**THE REQUEST:** Single out the lines that include the word "text". Copy them.
++++ EXCERPTED RECORDS ++++
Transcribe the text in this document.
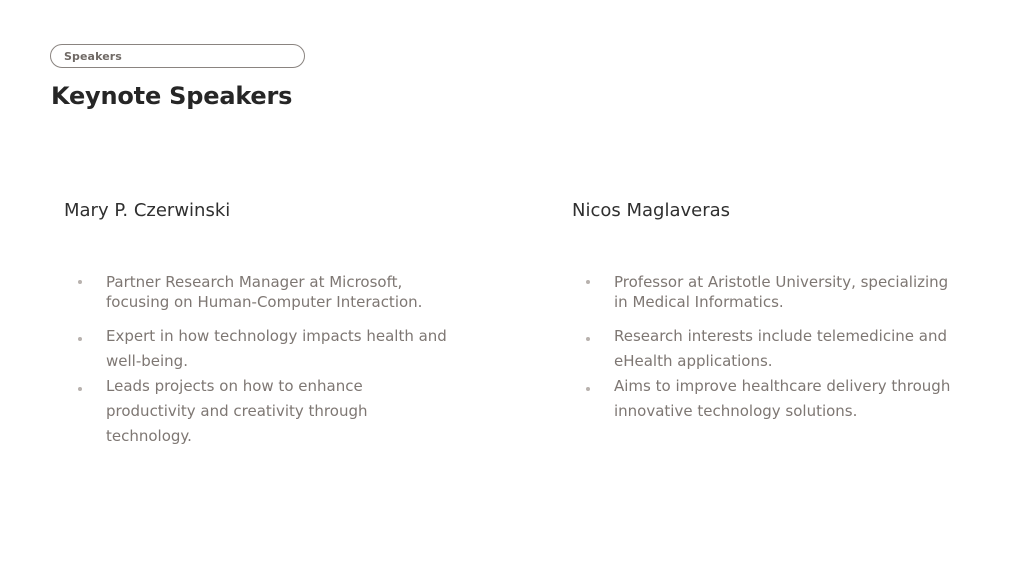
Speakers
Keynote Speakers
Mary P. Czerwinski
Partner Research Manager at Microsoft, focusing on Human-Computer Interaction.
Expert in how technology impacts health and well-being.
Leads projects on how to enhance productivity and creativity through technology.
Nicos Maglaveras
Professor at Aristotle University, specializing in Medical Informatics.
Research interests include telemedicine and eHealth applications.
Aims to improve healthcare delivery through innovative technology solutions.
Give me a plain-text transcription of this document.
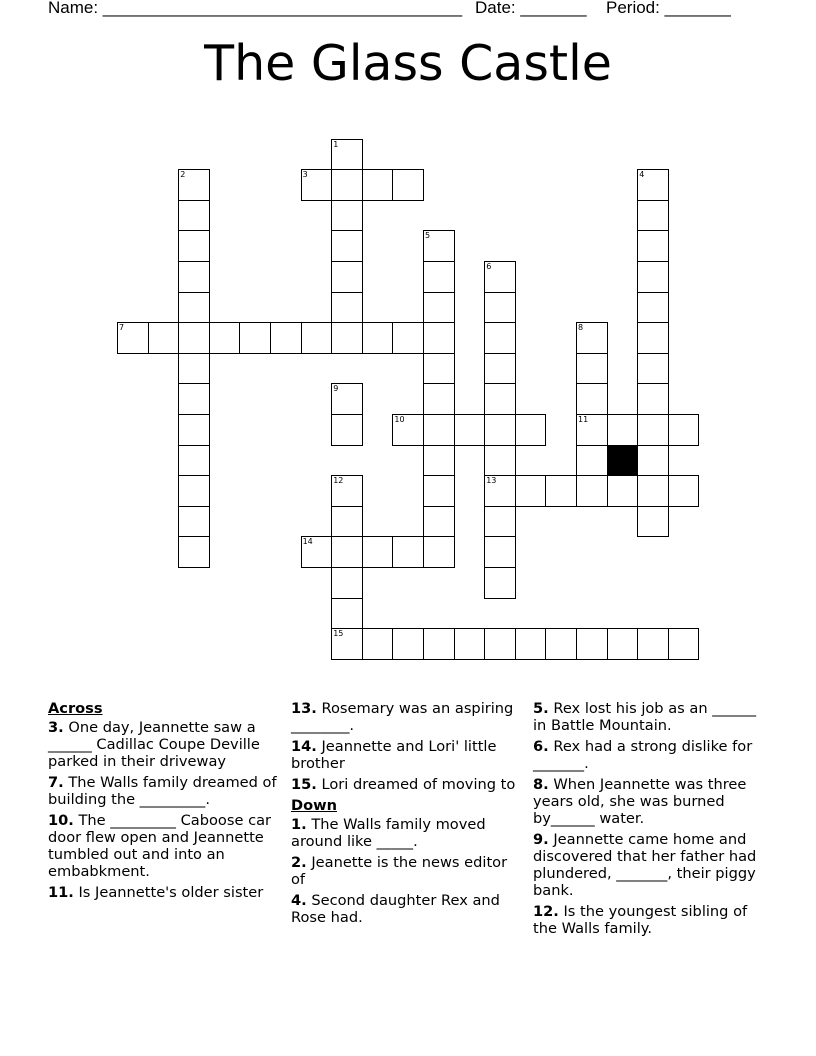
Name: ______________________________________ Date: _______ Period: _______
The Glass Castle
7
3
1
2	4
5
6
13
8
11
9
10
12
15
14
Across
3. One day, Jeannette saw a ______ Cadillac Coupe Deville parked in their driveway
7. The Walls family dreamed of building the _________.
10. The _________ Caboose car door flew open and Jeannette tumbled out and into an embabkment.
11. Is Jeannette's older sister
13. Rosemary was an aspiring ________.
14. Jeannette and Lori' little brother
15. Lori dreamed of moving to
Down
1. The Walls family moved around like _____.
2. Jeanette is the news editor of
4. Second daughter Rex and Rose had.
5. Rex lost his job as an ______ in Battle Mountain.
6. Rex had a strong dislike for _______.
8. When Jeannette was three years old, she was burned by______ water.
9. Jeannette came home and discovered that her father had plundered, _______, their piggy bank.
12. Is the youngest sibling of the Walls family.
++++
**WRITTEN RESPONSE:**
Transcribe the text in this document.
Give me a plain-text transcription of this document.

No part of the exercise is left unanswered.